GOAL: Copy out all of the data exactly as it appears.

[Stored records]
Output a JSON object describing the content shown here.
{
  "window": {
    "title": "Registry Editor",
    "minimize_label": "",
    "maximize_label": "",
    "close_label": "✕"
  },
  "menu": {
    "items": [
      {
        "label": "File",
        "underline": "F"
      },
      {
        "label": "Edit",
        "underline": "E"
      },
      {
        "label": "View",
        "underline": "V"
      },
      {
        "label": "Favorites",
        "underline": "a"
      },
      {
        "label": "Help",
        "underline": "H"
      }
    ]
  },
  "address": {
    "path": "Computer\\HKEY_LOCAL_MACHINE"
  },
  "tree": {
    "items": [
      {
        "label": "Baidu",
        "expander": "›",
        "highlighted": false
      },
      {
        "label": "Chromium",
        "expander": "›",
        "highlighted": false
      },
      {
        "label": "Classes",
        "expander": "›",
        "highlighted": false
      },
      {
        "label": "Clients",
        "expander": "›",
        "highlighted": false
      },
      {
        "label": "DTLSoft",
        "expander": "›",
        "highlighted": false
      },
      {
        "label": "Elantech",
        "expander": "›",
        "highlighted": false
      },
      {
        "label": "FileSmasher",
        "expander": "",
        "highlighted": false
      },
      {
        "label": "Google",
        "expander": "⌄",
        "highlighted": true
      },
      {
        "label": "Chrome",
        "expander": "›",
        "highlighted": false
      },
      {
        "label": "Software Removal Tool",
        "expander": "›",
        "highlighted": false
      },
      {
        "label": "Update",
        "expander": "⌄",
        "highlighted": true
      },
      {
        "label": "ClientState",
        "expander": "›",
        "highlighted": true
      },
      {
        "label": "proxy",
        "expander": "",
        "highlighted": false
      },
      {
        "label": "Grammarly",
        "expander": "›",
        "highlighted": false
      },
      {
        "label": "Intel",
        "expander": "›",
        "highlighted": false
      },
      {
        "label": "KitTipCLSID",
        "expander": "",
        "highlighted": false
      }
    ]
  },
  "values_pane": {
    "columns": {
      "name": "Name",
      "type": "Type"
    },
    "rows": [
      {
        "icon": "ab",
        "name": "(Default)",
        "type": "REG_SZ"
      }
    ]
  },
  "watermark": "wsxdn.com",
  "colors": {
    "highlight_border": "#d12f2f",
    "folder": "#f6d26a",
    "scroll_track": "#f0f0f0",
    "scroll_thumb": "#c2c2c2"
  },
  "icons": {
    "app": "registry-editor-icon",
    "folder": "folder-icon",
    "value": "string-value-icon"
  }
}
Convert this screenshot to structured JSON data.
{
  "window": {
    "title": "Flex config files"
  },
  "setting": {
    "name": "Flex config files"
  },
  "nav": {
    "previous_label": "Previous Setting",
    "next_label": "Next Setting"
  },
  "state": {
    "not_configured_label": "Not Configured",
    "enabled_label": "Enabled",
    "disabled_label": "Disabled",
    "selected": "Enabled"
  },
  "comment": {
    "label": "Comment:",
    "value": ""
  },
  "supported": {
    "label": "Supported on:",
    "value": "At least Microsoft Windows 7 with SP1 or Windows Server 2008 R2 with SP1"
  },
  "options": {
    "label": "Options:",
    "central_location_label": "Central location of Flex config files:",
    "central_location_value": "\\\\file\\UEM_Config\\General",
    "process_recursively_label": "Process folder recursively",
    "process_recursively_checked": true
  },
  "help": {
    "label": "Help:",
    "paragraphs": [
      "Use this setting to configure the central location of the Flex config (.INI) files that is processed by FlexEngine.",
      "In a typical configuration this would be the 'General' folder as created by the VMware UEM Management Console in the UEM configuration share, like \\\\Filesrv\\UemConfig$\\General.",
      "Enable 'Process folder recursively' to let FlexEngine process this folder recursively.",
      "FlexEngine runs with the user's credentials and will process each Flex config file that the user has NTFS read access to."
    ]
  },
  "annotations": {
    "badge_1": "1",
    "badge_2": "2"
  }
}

FINISHED ANSWER:
Output a JSON object describing the content shown here.
{
  "window": {
    "title": "Registry Editor",
    "minimize_label": "",
    "maximize_label": "",
    "close_label": "✕"
  },
  "menu": {
    "items": [
      {
        "label": "File",
        "underline": "F"
      },
      {
        "label": "Edit",
        "underline": "E"
      },
      {
        "label": "View",
        "underline": "V"
      },
      {
        "label": "Favorites",
        "underline": "a"
      },
      {
        "label": "Help",
        "underline": "H"
      }
    ]
  },
  "address": {
    "path": "Computer\\HKEY_LOCAL_MACHINE"
  },
  "tree": {
    "items": [
      {
        "label": "Baidu",
        "expander": "›",
        "highlighted": false
      },
      {
        "label": "Chromium",
        "expander": "›",
        "highlighted": false
      },
      {
        "label": "Classes",
        "expander": "›",
        "highlighted": false
      },
      {
        "label": "Clients",
        "expander": "›",
        "highlighted": false
      },
      {
        "label": "DTLSoft",
        "expander": "›",
        "highlighted": false
      },
      {
        "label": "Elantech",
        "expander": "›",
        "highlighted": false
      },
      {
        "label": "FileSmasher",
        "expander": "",
        "highlighted": false
      },
      {
        "label": "Google",
        "expander": "⌄",
        "highlighted": true
      },
      {
        "label": "Chrome",
        "expander": "›",
        "highlighted": false
      },
      {
        "label": "Software Removal Tool",
        "expander": "›",
        "highlighted": false
      },
      {
        "label": "Update",
        "expander": "⌄",
        "highlighted": true
      },
      {
        "label": "ClientState",
        "expander": "›",
        "highlighted": true
      },
      {
        "label": "proxy",
        "expander": "",
        "highlighted": false
      },
      {
        "label": "Grammarly",
        "expander": "›",
        "highlighted": false
      },
      {
        "label": "Intel",
        "expander": "›",
        "highlighted": false
      },
      {
        "label": "KitTipCLSID",
        "expander": "",
        "highlighted": false
      }
    ]
  },
  "values_pane": {
    "columns": {
      "name": "Name",
      "type": "Type"
    },
    "rows": [
      {
        "icon": "ab",
        "name": "(Default)",
        "type": "REG_SZ"
      }
    ]
  },
  "watermark": "wsxdn.com",
  "colors": {
    "highlight_border": "#d12f2f",
    "folder": "#f6d26a",
    "scroll_track": "#f0f0f0",
    "scroll_thumb": "#c2c2c2"
  },
  "icons": {
    "app": "registry-editor-icon",
    "folder": "folder-icon",
    "value": "string-value-icon"
  }
}
Convert this screenshot to structured JSON data.
{
  "window": {
    "title": "Flex config files"
  },
  "setting": {
    "name": "Flex config files"
  },
  "nav": {
    "previous_label": "Previous Setting",
    "next_label": "Next Setting"
  },
  "state": {
    "not_configured_label": "Not Configured",
    "enabled_label": "Enabled",
    "disabled_label": "Disabled",
    "selected": "Enabled"
  },
  "comment": {
    "label": "Comment:",
    "value": ""
  },
  "supported": {
    "label": "Supported on:",
    "value": "At least Microsoft Windows 7 with SP1 or Windows Server 2008 R2 with SP1"
  },
  "options": {
    "label": "Options:",
    "central_location_label": "Central location of Flex config files:",
    "central_location_value": "\\\\file\\UEM_Config\\General",
    "process_recursively_label": "Process folder recursively",
    "process_recursively_checked": true
  },
  "help": {
    "label": "Help:",
    "paragraphs": [
      "Use this setting to configure the central location of the Flex config (.INI) files that is processed by FlexEngine.",
      "In a typical configuration this would be the 'General' folder as created by the VMware UEM Management Console in the UEM configuration share, like \\\\Filesrv\\UemConfig$\\General.",
      "Enable 'Process folder recursively' to let FlexEngine process this folder recursively.",
      "FlexEngine runs with the user's credentials and will process each Flex config file that the user has NTFS read access to."
    ]
  },
  "annotations": {
    "badge_1": "1",
    "badge_2": "2"
  }
}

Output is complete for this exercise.